Tally the lines in the following entries that include the word "Table"; state only the total.
──────────
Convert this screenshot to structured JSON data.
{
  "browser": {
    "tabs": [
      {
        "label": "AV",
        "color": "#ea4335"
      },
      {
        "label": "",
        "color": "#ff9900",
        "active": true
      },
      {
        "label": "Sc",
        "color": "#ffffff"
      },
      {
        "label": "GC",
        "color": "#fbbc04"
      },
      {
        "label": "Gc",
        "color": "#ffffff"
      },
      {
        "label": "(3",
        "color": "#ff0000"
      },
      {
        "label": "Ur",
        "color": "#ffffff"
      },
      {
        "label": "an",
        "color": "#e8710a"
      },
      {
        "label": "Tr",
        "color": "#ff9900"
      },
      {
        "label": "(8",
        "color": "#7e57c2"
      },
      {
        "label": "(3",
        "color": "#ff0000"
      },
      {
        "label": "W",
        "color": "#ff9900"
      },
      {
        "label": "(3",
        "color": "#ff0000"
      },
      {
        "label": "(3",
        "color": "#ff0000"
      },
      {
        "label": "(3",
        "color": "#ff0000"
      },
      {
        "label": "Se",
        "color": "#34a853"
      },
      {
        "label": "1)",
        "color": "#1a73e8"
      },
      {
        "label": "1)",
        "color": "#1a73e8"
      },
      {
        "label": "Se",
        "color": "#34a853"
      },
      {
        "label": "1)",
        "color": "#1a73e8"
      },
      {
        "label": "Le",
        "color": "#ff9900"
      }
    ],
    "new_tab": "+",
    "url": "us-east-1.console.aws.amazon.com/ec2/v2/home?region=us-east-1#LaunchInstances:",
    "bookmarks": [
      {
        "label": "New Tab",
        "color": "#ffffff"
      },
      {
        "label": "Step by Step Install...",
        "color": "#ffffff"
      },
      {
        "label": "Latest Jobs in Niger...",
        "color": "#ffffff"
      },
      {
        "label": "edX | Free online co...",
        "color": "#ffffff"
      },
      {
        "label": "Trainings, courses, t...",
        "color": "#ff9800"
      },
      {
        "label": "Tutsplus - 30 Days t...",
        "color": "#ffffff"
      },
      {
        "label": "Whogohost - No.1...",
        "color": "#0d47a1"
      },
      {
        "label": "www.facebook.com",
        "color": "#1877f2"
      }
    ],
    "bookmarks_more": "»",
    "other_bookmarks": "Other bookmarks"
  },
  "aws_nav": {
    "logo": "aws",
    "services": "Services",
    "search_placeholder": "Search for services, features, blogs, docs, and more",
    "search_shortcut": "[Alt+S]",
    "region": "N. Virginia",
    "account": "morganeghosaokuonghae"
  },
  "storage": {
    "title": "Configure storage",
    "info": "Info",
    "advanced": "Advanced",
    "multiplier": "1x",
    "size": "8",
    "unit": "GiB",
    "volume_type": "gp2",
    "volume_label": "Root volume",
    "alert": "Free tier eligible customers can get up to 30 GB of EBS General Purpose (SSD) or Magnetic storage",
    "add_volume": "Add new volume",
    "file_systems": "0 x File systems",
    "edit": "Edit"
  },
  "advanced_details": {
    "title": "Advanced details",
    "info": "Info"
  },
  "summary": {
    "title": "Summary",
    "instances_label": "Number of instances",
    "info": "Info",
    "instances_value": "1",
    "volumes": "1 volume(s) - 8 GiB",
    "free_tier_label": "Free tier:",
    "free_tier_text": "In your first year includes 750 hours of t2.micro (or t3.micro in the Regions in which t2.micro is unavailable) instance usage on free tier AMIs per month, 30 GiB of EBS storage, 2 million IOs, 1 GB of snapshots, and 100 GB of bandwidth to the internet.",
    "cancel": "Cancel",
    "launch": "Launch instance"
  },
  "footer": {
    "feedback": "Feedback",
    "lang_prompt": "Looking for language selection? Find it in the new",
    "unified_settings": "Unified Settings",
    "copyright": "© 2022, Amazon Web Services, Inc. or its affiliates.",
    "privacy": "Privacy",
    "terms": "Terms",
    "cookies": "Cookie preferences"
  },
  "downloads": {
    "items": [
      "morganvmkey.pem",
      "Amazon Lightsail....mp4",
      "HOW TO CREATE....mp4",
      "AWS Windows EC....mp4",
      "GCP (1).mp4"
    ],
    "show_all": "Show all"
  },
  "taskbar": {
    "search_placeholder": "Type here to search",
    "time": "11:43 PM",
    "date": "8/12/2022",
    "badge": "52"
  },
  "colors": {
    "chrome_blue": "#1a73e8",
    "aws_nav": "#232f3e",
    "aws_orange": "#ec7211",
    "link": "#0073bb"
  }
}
──────────
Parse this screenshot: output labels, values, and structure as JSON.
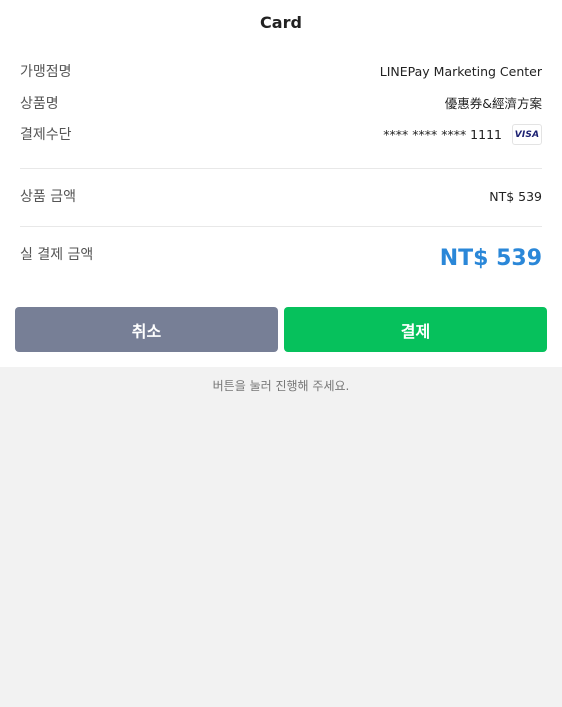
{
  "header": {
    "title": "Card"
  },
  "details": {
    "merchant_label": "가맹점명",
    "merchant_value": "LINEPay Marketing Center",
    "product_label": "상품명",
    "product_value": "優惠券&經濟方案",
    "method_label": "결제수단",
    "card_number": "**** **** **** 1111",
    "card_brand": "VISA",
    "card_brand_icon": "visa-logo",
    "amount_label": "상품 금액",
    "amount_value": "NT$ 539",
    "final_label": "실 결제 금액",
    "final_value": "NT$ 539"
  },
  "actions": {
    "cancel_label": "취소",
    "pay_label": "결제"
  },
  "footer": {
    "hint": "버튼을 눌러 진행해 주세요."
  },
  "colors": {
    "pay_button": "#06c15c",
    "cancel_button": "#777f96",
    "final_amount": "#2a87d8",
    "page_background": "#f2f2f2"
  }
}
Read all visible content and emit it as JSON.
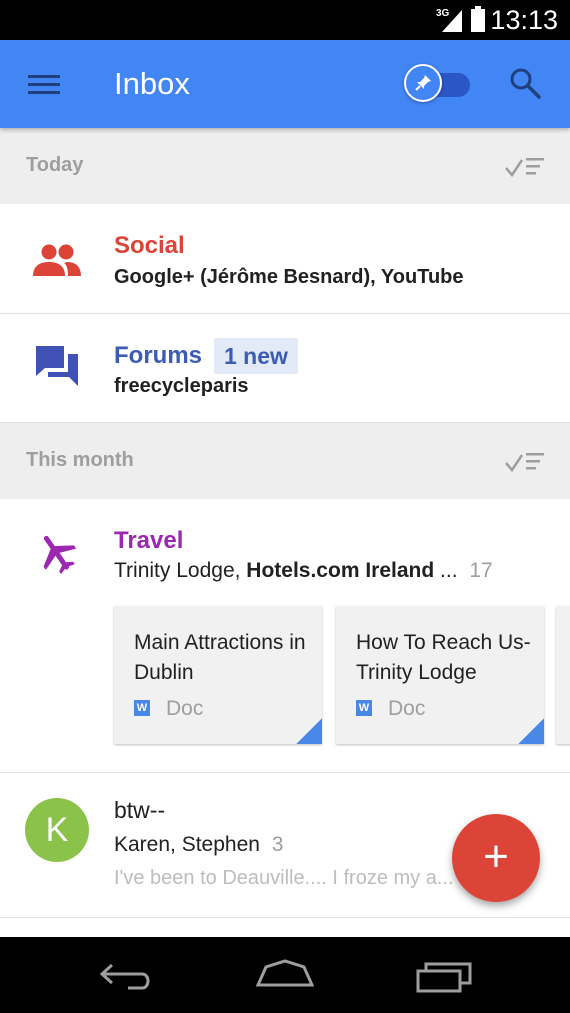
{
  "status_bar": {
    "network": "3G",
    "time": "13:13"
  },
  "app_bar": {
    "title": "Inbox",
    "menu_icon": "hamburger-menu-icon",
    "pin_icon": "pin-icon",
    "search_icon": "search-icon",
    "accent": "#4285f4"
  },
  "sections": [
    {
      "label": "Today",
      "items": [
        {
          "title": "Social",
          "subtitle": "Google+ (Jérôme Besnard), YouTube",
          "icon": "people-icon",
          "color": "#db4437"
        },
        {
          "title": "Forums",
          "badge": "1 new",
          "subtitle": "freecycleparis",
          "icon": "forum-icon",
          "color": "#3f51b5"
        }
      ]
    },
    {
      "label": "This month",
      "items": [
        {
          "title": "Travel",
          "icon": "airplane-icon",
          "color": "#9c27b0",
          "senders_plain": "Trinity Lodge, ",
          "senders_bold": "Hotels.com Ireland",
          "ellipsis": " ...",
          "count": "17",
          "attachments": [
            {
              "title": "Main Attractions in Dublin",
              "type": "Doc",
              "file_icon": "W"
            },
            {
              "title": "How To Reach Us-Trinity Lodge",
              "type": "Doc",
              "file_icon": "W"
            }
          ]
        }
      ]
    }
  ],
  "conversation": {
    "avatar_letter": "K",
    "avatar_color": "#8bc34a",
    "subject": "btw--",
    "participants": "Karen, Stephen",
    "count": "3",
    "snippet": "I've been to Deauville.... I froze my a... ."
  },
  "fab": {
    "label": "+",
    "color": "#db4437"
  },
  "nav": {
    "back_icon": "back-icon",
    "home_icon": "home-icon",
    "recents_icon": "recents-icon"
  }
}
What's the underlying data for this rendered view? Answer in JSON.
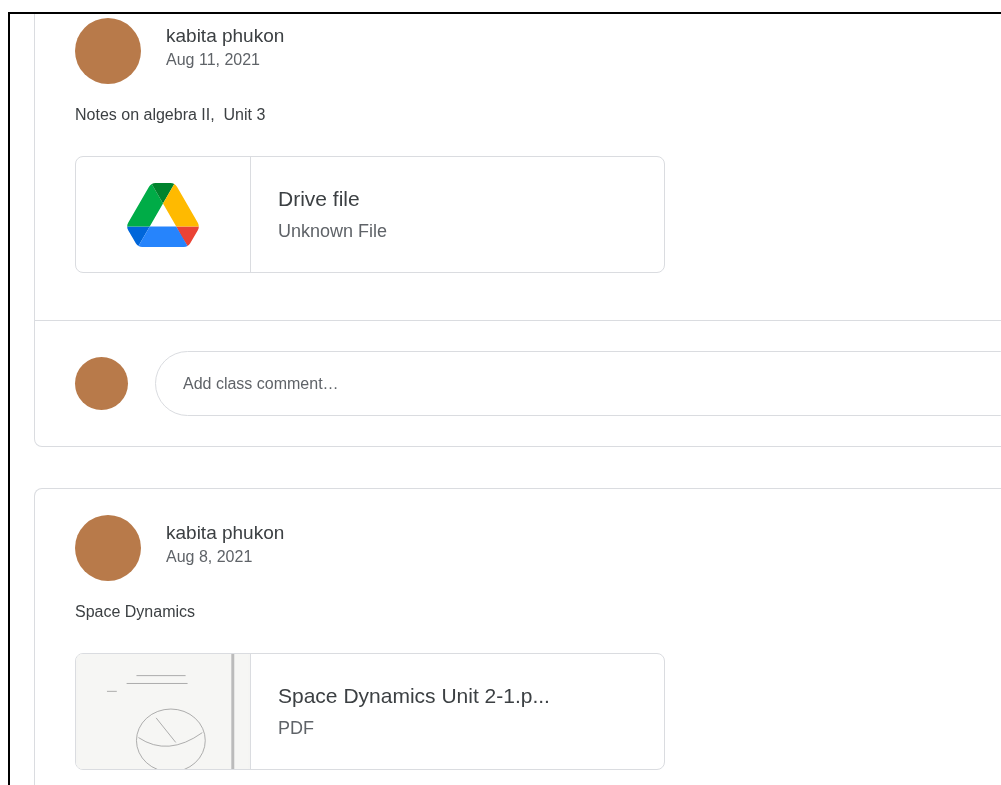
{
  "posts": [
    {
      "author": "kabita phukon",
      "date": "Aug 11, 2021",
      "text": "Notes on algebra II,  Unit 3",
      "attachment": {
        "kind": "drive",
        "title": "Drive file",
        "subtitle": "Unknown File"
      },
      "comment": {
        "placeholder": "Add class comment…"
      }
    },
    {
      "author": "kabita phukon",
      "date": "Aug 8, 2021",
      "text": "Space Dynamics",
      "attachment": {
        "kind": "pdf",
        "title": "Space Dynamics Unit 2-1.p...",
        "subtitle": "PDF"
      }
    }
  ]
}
──────────
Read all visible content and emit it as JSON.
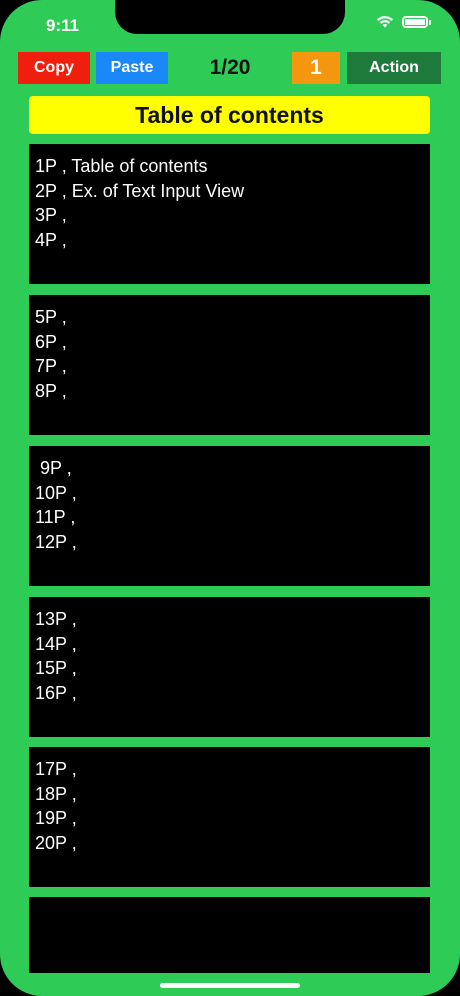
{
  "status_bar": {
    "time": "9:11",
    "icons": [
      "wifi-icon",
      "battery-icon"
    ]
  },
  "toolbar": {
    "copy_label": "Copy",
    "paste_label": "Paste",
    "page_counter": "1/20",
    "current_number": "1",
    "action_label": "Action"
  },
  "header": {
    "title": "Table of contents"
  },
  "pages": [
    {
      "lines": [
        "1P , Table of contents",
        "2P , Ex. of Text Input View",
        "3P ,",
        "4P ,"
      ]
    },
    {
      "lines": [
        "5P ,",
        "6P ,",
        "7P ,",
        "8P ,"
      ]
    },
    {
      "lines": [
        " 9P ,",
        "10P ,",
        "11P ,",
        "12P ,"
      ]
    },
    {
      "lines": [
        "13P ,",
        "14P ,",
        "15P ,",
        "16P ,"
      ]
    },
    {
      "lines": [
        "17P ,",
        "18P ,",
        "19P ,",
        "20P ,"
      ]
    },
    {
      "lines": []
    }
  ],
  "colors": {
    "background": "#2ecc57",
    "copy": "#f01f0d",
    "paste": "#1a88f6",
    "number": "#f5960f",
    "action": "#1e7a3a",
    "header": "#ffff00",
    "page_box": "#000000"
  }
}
──────────
EXERCISE RESPONSE: 2